━━ Information supplied ━━

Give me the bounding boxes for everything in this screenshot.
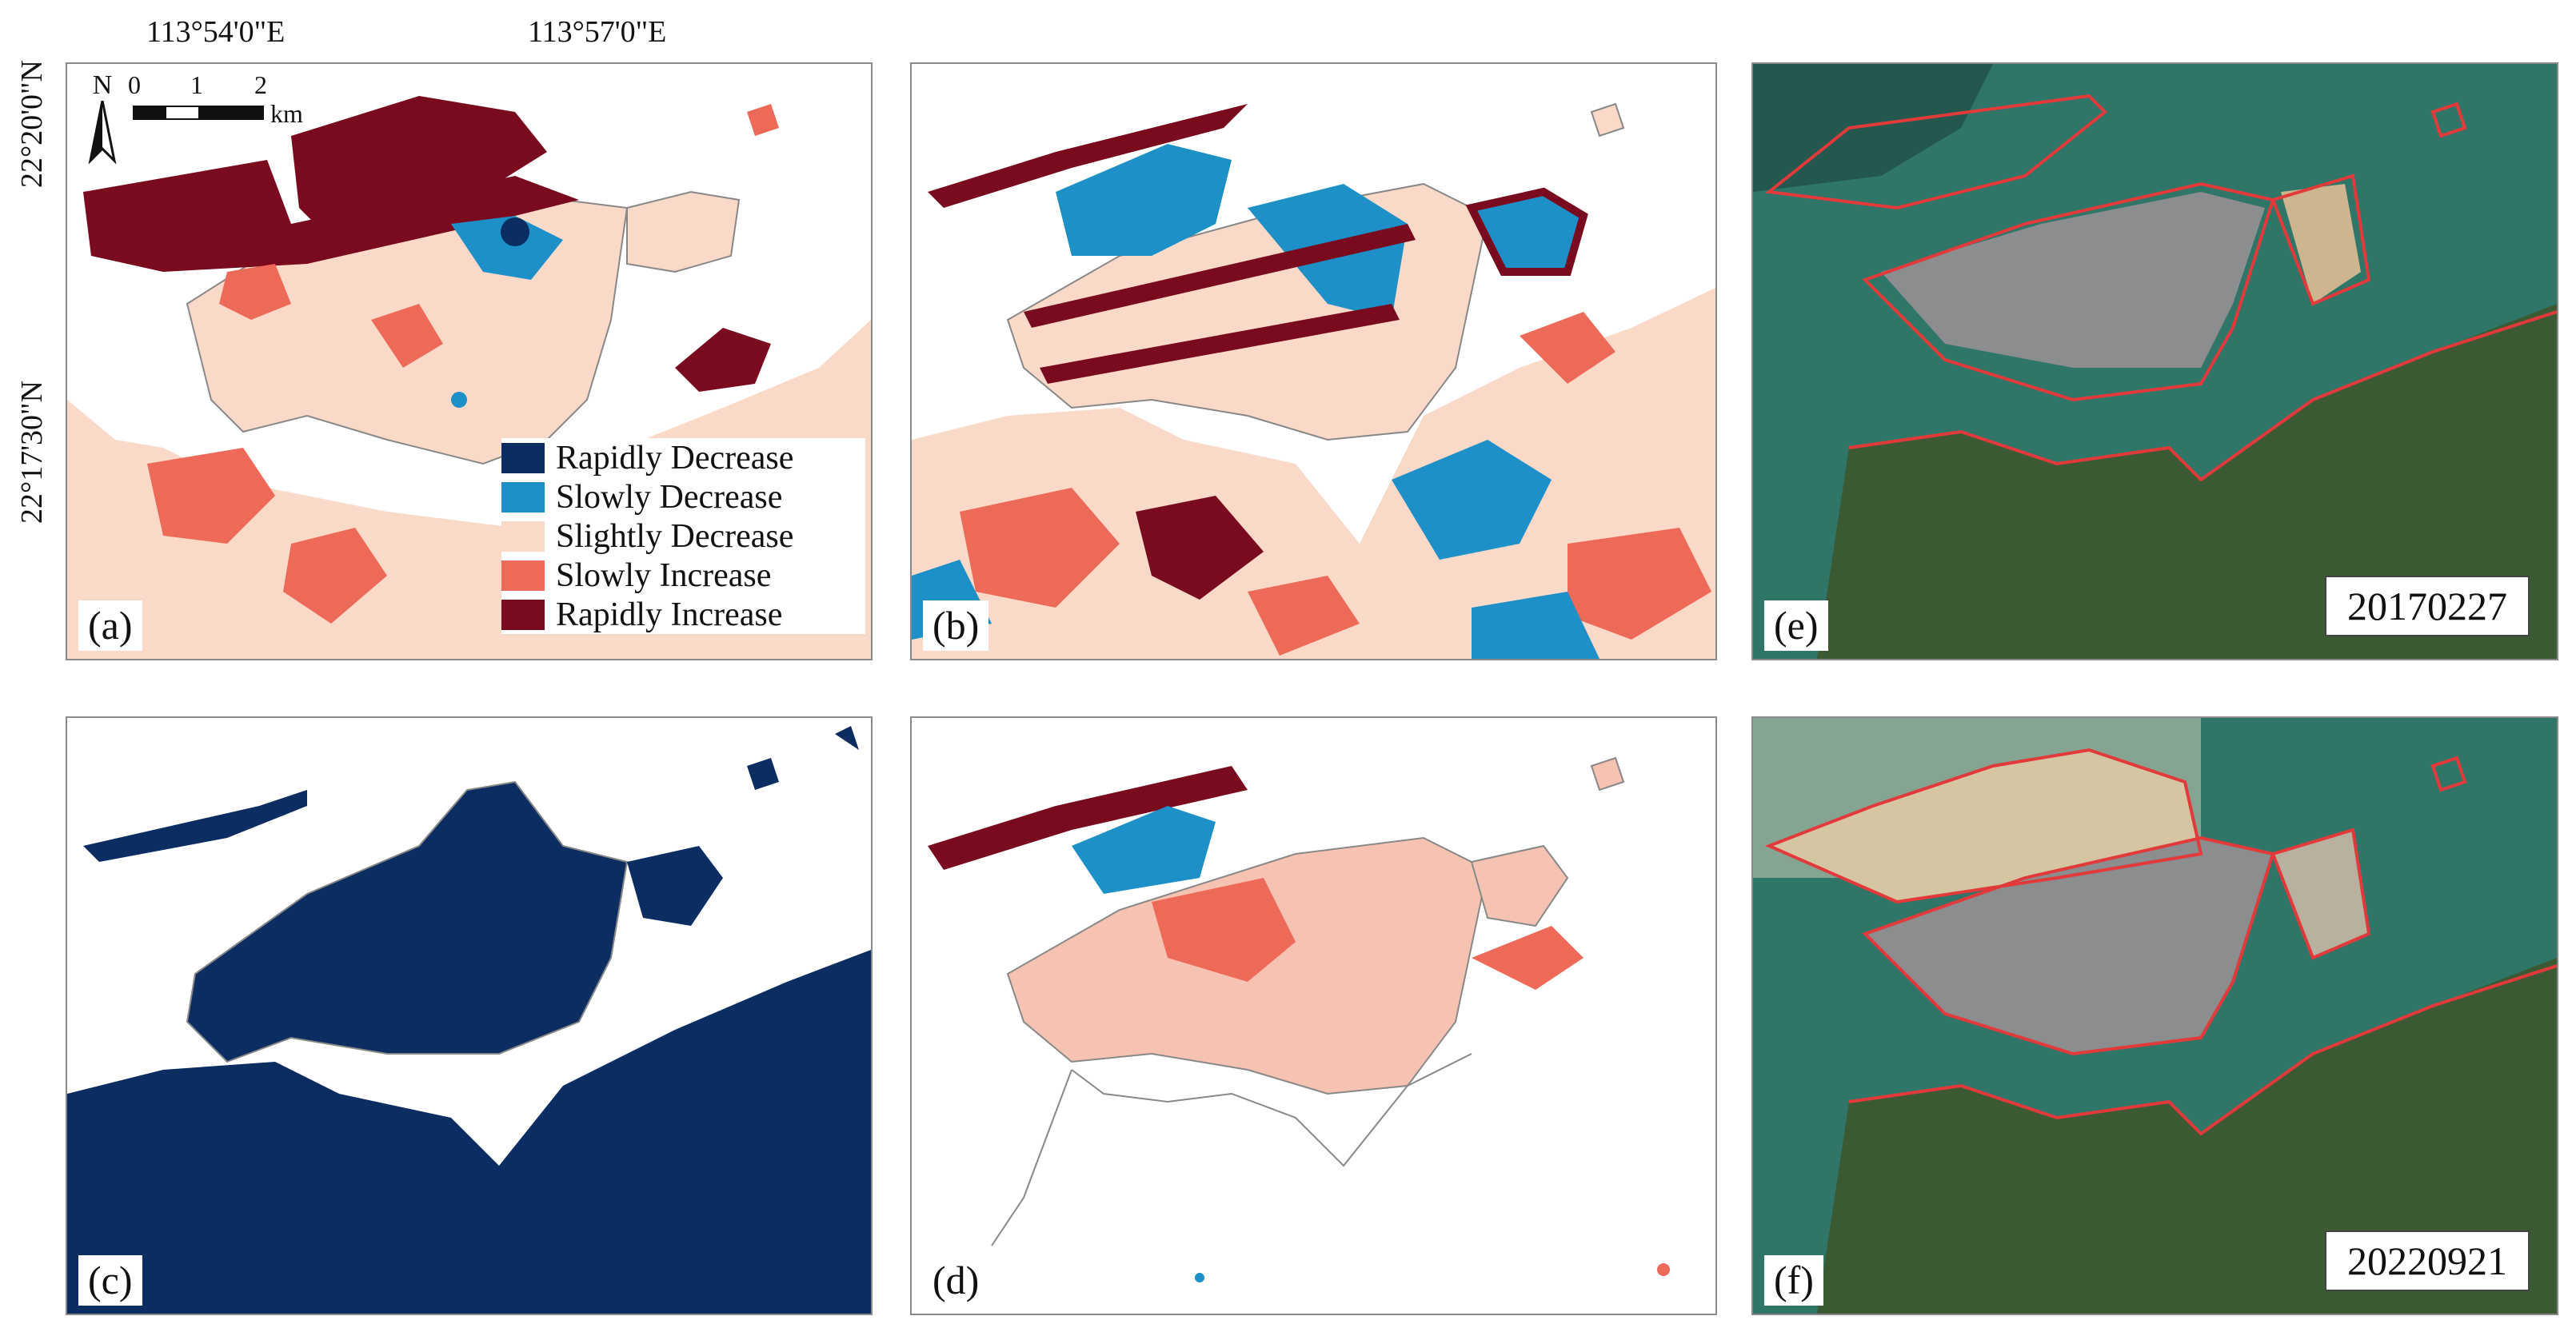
scale-tick-0: 0	[128, 70, 141, 99]
legend-label: Rapidly Increase	[556, 596, 783, 633]
longitude-label-2: 113°57'0"E	[528, 15, 667, 49]
scale-bar: 0 1 2 km	[128, 70, 373, 134]
scale-bar-graphic	[133, 106, 264, 120]
panel-label-a: (a)	[78, 600, 142, 651]
panel-label-e: (e)	[1764, 600, 1828, 651]
longitude-label-1: 113°54'0"E	[146, 15, 286, 49]
map-panel-d: (d)	[910, 716, 1717, 1315]
latitude-label-1: 22°20'0"N	[15, 60, 49, 188]
legend-label: Slightly Decrease	[556, 517, 794, 555]
legend-item-rapidly-increase: Rapidly Increase	[501, 595, 865, 634]
change-map-d	[928, 756, 1670, 1282]
legend-swatch	[501, 520, 545, 552]
latitude-label-2: 22°17'30"N	[15, 381, 49, 524]
image-date-f: 20220921	[2325, 1230, 2530, 1291]
map-panel-c: (c)	[66, 716, 873, 1315]
map-panel-a: N 0 1 2 km (a)	[66, 62, 873, 660]
scale-tick-2: 2	[254, 70, 267, 99]
north-arrow-icon	[88, 100, 117, 165]
satellite-panel-f: (f) 20220921	[1751, 716, 2558, 1315]
change-map-c	[67, 726, 871, 1314]
north-arrow: N	[78, 70, 126, 172]
change-map-b	[912, 102, 1715, 659]
scale-unit: km	[270, 99, 303, 128]
legend-swatch	[501, 442, 545, 473]
scale-tick-1: 1	[190, 70, 203, 99]
legend-item-rapidly-decrease: Rapidly Decrease	[501, 438, 865, 477]
legend-swatch	[501, 481, 545, 512]
satellite-image-f	[1753, 718, 2557, 1314]
legend-label: Slowly Decrease	[556, 478, 783, 516]
legend: Rapidly Decrease Slowly Decrease Slightl…	[501, 438, 865, 634]
legend-item-slightly-decrease: Slightly Decrease	[501, 516, 865, 556]
legend-swatch	[501, 599, 545, 630]
satellite-image-e	[1753, 64, 2557, 659]
legend-item-slowly-increase: Slowly Increase	[501, 556, 865, 595]
legend-item-slowly-decrease: Slowly Decrease	[501, 477, 865, 516]
panel-label-d: (d)	[923, 1255, 989, 1306]
panel-label-c: (c)	[78, 1255, 142, 1306]
satellite-panel-e: (e) 20170227	[1751, 62, 2558, 660]
image-date-e: 20170227	[2325, 576, 2530, 636]
panel-label-b: (b)	[923, 600, 989, 651]
legend-label: Slowly Increase	[556, 556, 772, 594]
north-label: N	[92, 70, 113, 100]
legend-label: Rapidly Decrease	[556, 439, 794, 477]
legend-swatch	[501, 560, 545, 591]
panel-label-f: (f)	[1764, 1255, 1823, 1306]
map-panel-b: (b)	[910, 62, 1717, 660]
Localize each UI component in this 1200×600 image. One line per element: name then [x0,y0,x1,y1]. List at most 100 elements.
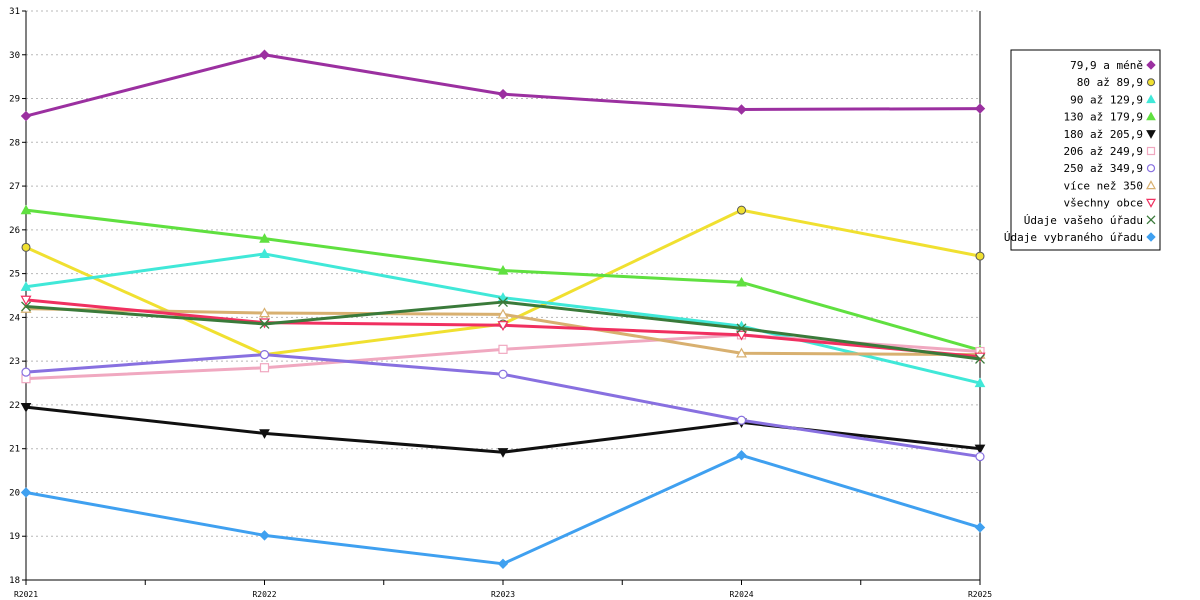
x-tick-label: R2022 [252,590,276,599]
data-point [974,522,986,533]
data-point [259,363,270,373]
data-point [21,367,31,377]
data-point [259,233,270,243]
data-point [259,429,270,439]
cross-stroke [21,301,31,312]
legend-entry-label: všechny obce [1064,197,1143,210]
data-point [259,349,270,360]
legend-entry-marker [1145,198,1157,208]
series-4 [20,403,986,458]
data-point [497,308,509,319]
data-point [736,104,747,115]
data-point [736,450,747,461]
data-point [498,344,508,354]
y-tick-label: 20 [9,488,20,498]
data-point [259,49,270,60]
x-tick-label: R2021 [14,590,38,599]
legend-entry-label: 130 až 179,9 [1064,111,1143,124]
legend-entry-label: 206 až 249,9 [1064,145,1143,158]
legend-entry-label: 79,9 a méně [1070,59,1143,72]
y-tick-label: 18 [9,576,20,586]
cross-stroke [498,297,508,308]
legend-entry-marker [1147,78,1155,87]
data-point [737,205,746,215]
y-tick-label: 29 [9,95,20,105]
data-point [735,347,748,358]
data-point [736,323,747,334]
data-point [974,444,986,455]
legend-entry-label: 180 až 205,9 [1064,128,1143,141]
cross-stroke [975,354,985,364]
legend: 79,9 a méně 80 až 89,9 90 až 129,9 130 až 1… [1004,49,1161,251]
data-point [498,369,508,379]
data-point [497,558,509,570]
legend-entry-marker [1146,164,1156,173]
data-point [974,103,986,114]
legend-entry-marker [1146,94,1156,104]
data-point [975,451,985,462]
y-tick-label: 22 [9,401,20,411]
legend-entry-label: 90 až 129,9 [1070,93,1143,106]
y-tick-label: 25 [9,270,20,280]
data-point [497,88,509,100]
y-tick-label: 30 [9,51,20,61]
series-9 [21,297,985,364]
series-lines [20,49,986,570]
y-tick-label: 23 [9,357,20,367]
y-tick-label: 21 [9,445,20,455]
x-tick-label: R2024 [729,590,753,599]
data-point [21,242,31,252]
legend-entry-label: 80 až 89,9 [1077,76,1143,89]
series-line [25,53,981,118]
y-tick-label: 27 [9,182,20,192]
data-point [20,295,32,306]
data-point [735,330,748,341]
series-line [25,405,981,454]
y-tick-label: 28 [9,138,20,148]
legend-entry-marker [1146,232,1156,242]
data-point [259,248,270,259]
legend-entry-label: 250 až 349,9 [1064,162,1143,175]
legend-entry-label: více než 350 [1064,179,1143,192]
series-10 [20,450,986,570]
cross-stroke [259,318,270,329]
data-point [974,377,986,388]
legend-box [1010,49,1161,251]
series-1 [21,205,985,360]
y-tick-label: 19 [9,532,20,542]
data-point [21,301,31,312]
data-point [20,110,32,122]
legend-entry-marker [1146,60,1156,70]
y-tick-label: 24 [9,313,20,323]
legend-entry-marker [1146,130,1156,139]
y-tick-label: 26 [9,226,20,236]
data-point [497,321,509,331]
legend-entry-label: Údaje vybraného úřadu [1004,231,1143,244]
legend-entry-marker [1145,180,1157,190]
legend-entry-marker [1146,111,1156,121]
y-tick-label: 31 [9,7,20,17]
x-tick-label: R2025 [968,590,992,599]
x-tick-label: R2023 [491,590,515,599]
gridlines [26,10,980,537]
axes: 18 19 20 21 22 23 24 25 26 27 28 29 30 31 R2021 R2022 R2… [9,7,992,599]
data-point [497,265,509,275]
data-point [736,276,747,287]
data-point [498,297,508,308]
series-line [25,208,981,357]
data-point [259,530,270,541]
legend-entry-marker [1146,215,1156,225]
legend-entry-label: Údaje vašeho úřadu [1024,214,1143,227]
series-0 [20,49,986,122]
data-point [20,487,32,498]
series-6 [21,349,985,462]
data-point [20,281,32,291]
data-point [497,448,509,458]
data-point [20,204,32,215]
data-point [975,354,985,364]
cross-stroke [736,323,747,334]
data-point [975,251,985,261]
data-point [736,415,747,425]
data-point [258,307,271,318]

━━━

Reproduce every one of the lines above verbatim, from the first to the last, omitting the pictures from your answer.

Written response ::
Give me the bounding boxes for everything in this screenshot.
scale-tick-0: 0	[128, 70, 141, 99]
legend-label: Rapidly Increase	[556, 596, 783, 633]
longitude-label-2: 113°57'0"E	[528, 15, 667, 49]
scale-bar: 0 1 2 km	[128, 70, 373, 134]
scale-bar-graphic	[133, 106, 264, 120]
panel-label-a: (a)	[78, 600, 142, 651]
panel-label-e: (e)	[1764, 600, 1828, 651]
longitude-label-1: 113°54'0"E	[146, 15, 286, 49]
map-panel-d: (d)	[910, 716, 1717, 1315]
latitude-label-1: 22°20'0"N	[15, 60, 49, 188]
legend-label: Slightly Decrease	[556, 517, 794, 555]
legend-item-rapidly-increase: Rapidly Increase	[501, 595, 865, 634]
change-map-d	[928, 756, 1670, 1282]
legend-swatch	[501, 520, 545, 552]
latitude-label-2: 22°17'30"N	[15, 381, 49, 524]
image-date-f: 20220921	[2325, 1230, 2530, 1291]
map-panel-c: (c)	[66, 716, 873, 1315]
map-panel-a: N 0 1 2 km (a)	[66, 62, 873, 660]
scale-tick-2: 2	[254, 70, 267, 99]
north-arrow-icon	[88, 100, 117, 165]
satellite-panel-f: (f) 20220921	[1751, 716, 2558, 1315]
change-map-c	[67, 726, 871, 1314]
north-arrow: N	[78, 70, 126, 172]
change-map-b	[912, 102, 1715, 659]
scale-unit: km	[270, 99, 303, 128]
legend-swatch	[501, 442, 545, 473]
scale-tick-1: 1	[190, 70, 203, 99]
legend-item-rapidly-decrease: Rapidly Decrease	[501, 438, 865, 477]
legend-swatch	[501, 481, 545, 512]
satellite-image-f	[1753, 718, 2557, 1314]
legend-label: Slowly Decrease	[556, 478, 783, 516]
legend: Rapidly Decrease Slowly Decrease Slightl…	[501, 438, 865, 634]
legend-item-slightly-decrease: Slightly Decrease	[501, 516, 865, 556]
legend-swatch	[501, 599, 545, 630]
satellite-image-e	[1753, 64, 2557, 659]
legend-item-slowly-increase: Slowly Increase	[501, 556, 865, 595]
legend-item-slowly-decrease: Slowly Decrease	[501, 477, 865, 516]
panel-label-d: (d)	[923, 1255, 989, 1306]
panel-label-c: (c)	[78, 1255, 142, 1306]
satellite-panel-e: (e) 20170227	[1751, 62, 2558, 660]
image-date-e: 20170227	[2325, 576, 2530, 636]
panel-label-b: (b)	[923, 600, 989, 651]
legend-label: Slowly Increase	[556, 556, 772, 594]
north-label: N	[92, 70, 113, 100]
legend-label: Rapidly Decrease	[556, 439, 794, 477]
legend-swatch	[501, 560, 545, 591]
panel-label-f: (f)	[1764, 1255, 1823, 1306]
map-panel-b: (b)	[910, 62, 1717, 660]
Localize each UI component in this 1200×600 image. One line per element: name then [x0,y0,x1,y1]. List at most 100 elements.
x-tick-label: R2022 [252,590,276,599]
data-point [974,522,986,533]
data-point [259,363,270,373]
data-point [21,367,31,377]
data-point [259,233,270,243]
data-point [259,429,270,439]
cross-stroke [21,301,31,312]
legend-entry-label: všechny obce [1064,197,1143,210]
data-point [259,349,270,360]
legend-entry-marker [1145,198,1157,208]
series-4 [20,403,986,458]
data-point [497,308,509,319]
data-point [736,104,747,115]
data-point [736,450,747,461]
data-point [498,344,508,354]
y-tick-label: 20 [9,488,20,498]
data-point [259,49,270,60]
x-tick-label: R2021 [14,590,38,599]
legend-entry-label: 130 až 179,9 [1064,111,1143,124]
legend-entry-label: 206 až 249,9 [1064,145,1143,158]
legend-entry-label: 79,9 a méně [1070,59,1143,72]
y-tick-label: 18 [9,576,20,586]
cross-stroke [498,297,508,308]
legend-entry-marker [1147,78,1155,87]
data-point [737,205,746,215]
y-tick-label: 29 [9,95,20,105]
data-point [735,347,748,358]
data-point [736,323,747,334]
data-point [974,444,986,455]
legend-entry-label: 180 až 205,9 [1064,128,1143,141]
cross-stroke [975,354,985,364]
legend: 79,9 a méně 80 až 89,9 90 až 129,9 130 až 1… [1004,49,1161,251]
data-point [498,369,508,379]
data-point [497,558,509,570]
legend-entry-marker [1146,164,1156,173]
data-point [974,103,986,114]
legend-entry-marker [1146,94,1156,104]
data-point [975,451,985,462]
y-tick-label: 22 [9,401,20,411]
legend-entry-label: 90 až 129,9 [1070,93,1143,106]
y-tick-label: 25 [9,270,20,280]
data-point [497,88,509,100]
y-tick-label: 30 [9,51,20,61]
series-9 [21,297,985,364]
series-lines [20,49,986,570]
y-tick-label: 23 [9,357,20,367]
y-tick-label: 21 [9,445,20,455]
x-tick-label: R2024 [729,590,753,599]
data-point [21,242,31,252]
legend-entry-label: 80 až 89,9 [1077,76,1143,89]
series-line [25,53,981,118]
y-tick-label: 27 [9,182,20,192]
data-point [20,295,32,306]
data-point [735,330,748,341]
series-line [25,405,981,454]
y-tick-label: 28 [9,138,20,148]
legend-entry-marker [1146,232,1156,242]
data-point [259,248,270,259]
legend-entry-label: 250 až 349,9 [1064,162,1143,175]
legend-entry-label: více než 350 [1064,179,1143,192]
series-10 [20,450,986,570]
cross-stroke [259,318,270,329]
data-point [974,377,986,388]
legend-box [1010,49,1161,251]
series-1 [21,205,985,360]
y-tick-label: 19 [9,532,20,542]
data-point [21,301,31,312]
data-point [20,110,32,122]
legend-entry-marker [1146,60,1156,70]
y-tick-label: 24 [9,313,20,323]
legend-entry-marker [1146,130,1156,139]
y-tick-label: 26 [9,226,20,236]
data-point [497,321,509,331]
legend-entry-label: Údaje vybraného úřadu [1004,231,1143,244]
legend-entry-marker [1145,180,1157,190]
legend-entry-marker [1146,111,1156,121]
y-tick-label: 31 [9,7,20,17]
x-tick-label: R2025 [968,590,992,599]
x-tick-label: R2023 [491,590,515,599]
gridlines [26,10,980,537]
axes: 18 19 20 21 22 23 24 25 26 27 28 29 30 31 R2021 R2022 R2… [9,7,992,599]
data-point [497,265,509,275]
data-point [736,276,747,287]
data-point [498,297,508,308]
series-line [25,208,981,357]
data-point [259,530,270,541]
legend-entry-marker [1146,215,1156,225]
legend-entry-label: Údaje vašeho úřadu [1024,214,1143,227]
series-0 [20,49,986,122]
data-point [20,487,32,498]
series-6 [21,349,985,462]
data-point [20,281,32,291]
data-point [497,448,509,458]
data-point [20,204,32,215]
data-point [975,354,985,364]
cross-stroke [736,323,747,334]
data-point [975,251,985,261]
data-point [736,415,747,425]
data-point [258,307,271,318]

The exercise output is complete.